All lines in which the word "Shipment" occurs are to be extracted.

-- begin --

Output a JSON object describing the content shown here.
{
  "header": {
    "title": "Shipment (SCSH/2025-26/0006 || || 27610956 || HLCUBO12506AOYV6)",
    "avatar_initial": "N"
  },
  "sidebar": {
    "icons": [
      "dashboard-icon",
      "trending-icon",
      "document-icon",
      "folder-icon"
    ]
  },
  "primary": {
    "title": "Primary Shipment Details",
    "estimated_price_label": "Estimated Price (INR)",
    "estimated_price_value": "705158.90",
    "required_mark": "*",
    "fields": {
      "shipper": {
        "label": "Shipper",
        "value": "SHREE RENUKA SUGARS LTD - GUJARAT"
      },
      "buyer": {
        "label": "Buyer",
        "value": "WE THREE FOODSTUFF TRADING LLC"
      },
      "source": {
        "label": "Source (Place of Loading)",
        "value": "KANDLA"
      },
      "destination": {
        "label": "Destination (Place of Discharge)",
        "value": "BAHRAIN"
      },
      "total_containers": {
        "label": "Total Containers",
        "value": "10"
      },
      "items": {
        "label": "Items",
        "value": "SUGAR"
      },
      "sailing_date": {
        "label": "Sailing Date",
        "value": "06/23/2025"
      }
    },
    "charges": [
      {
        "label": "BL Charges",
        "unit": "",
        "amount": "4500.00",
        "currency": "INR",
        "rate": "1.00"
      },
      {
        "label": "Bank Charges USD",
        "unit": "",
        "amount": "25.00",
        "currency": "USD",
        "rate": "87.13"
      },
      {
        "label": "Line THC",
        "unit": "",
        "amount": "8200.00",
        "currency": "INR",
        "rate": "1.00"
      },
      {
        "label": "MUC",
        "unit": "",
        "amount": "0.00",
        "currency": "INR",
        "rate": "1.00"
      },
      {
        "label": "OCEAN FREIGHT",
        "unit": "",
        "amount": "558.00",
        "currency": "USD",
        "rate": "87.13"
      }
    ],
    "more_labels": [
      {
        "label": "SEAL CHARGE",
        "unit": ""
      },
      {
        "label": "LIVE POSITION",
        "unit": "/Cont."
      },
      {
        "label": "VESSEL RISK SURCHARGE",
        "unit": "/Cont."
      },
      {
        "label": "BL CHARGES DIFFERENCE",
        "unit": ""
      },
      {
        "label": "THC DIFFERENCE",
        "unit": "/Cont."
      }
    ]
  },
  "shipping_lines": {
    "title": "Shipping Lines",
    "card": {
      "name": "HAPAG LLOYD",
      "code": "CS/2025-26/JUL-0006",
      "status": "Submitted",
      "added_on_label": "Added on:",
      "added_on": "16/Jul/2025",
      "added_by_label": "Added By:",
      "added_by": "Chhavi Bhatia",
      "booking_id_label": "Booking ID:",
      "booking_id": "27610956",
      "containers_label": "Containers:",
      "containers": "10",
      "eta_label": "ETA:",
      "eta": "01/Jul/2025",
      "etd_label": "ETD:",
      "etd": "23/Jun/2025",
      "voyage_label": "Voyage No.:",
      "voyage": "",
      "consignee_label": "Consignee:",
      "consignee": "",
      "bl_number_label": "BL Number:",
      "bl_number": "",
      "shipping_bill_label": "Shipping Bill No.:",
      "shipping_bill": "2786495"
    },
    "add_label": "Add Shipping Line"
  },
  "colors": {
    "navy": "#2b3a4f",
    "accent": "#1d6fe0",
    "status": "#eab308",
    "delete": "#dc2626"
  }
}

-- end --

**In response**
    "title": "Shipment (SCSH/2025-26/0006 || || 27610956 || HLCUBO12506AOYV6)",
    "title": "Primary Shipment Details",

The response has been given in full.